[Records]
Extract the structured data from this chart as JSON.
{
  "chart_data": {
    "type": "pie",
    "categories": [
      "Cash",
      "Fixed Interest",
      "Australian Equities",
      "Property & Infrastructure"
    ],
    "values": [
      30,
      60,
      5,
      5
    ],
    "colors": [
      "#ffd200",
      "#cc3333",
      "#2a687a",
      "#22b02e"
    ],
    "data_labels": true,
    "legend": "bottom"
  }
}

* * *

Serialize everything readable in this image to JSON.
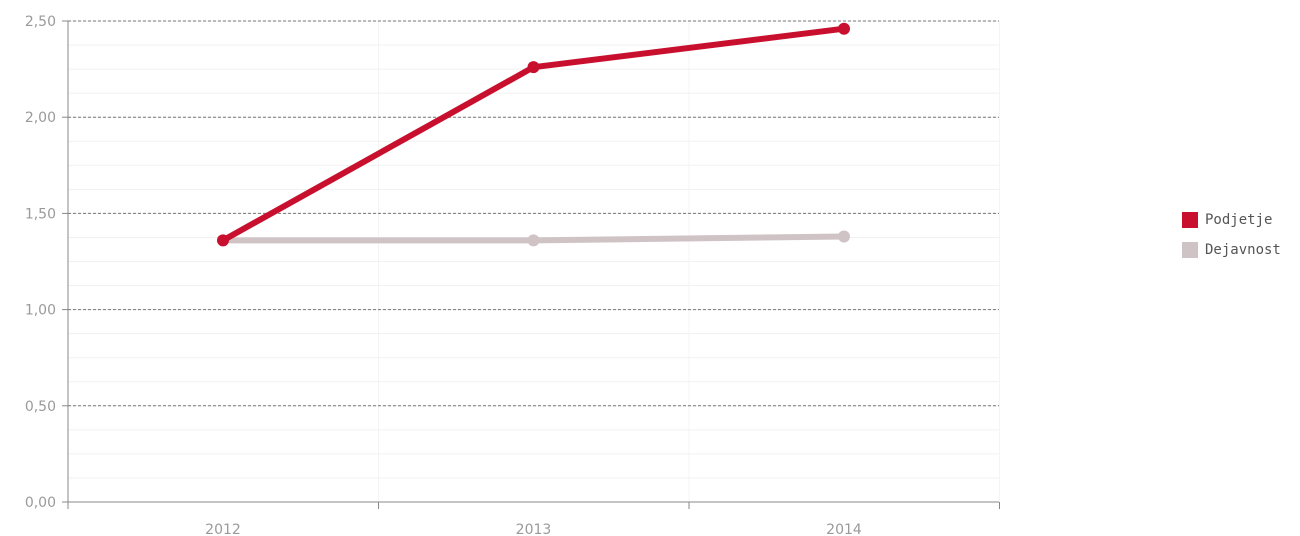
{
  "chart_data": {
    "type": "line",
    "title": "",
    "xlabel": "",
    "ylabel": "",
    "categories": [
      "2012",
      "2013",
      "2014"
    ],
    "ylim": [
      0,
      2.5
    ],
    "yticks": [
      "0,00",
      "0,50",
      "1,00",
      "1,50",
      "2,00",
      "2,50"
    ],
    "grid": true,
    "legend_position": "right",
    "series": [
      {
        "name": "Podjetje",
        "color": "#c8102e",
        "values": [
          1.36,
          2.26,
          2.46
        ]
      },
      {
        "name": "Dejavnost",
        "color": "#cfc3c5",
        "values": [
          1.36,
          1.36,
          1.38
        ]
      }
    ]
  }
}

__What to do__.
Look through the records and gather every line containing "JSON".

__Written solution__.
Extract the structured data from this chart as JSON.
Serialize everything readable in this image to JSON.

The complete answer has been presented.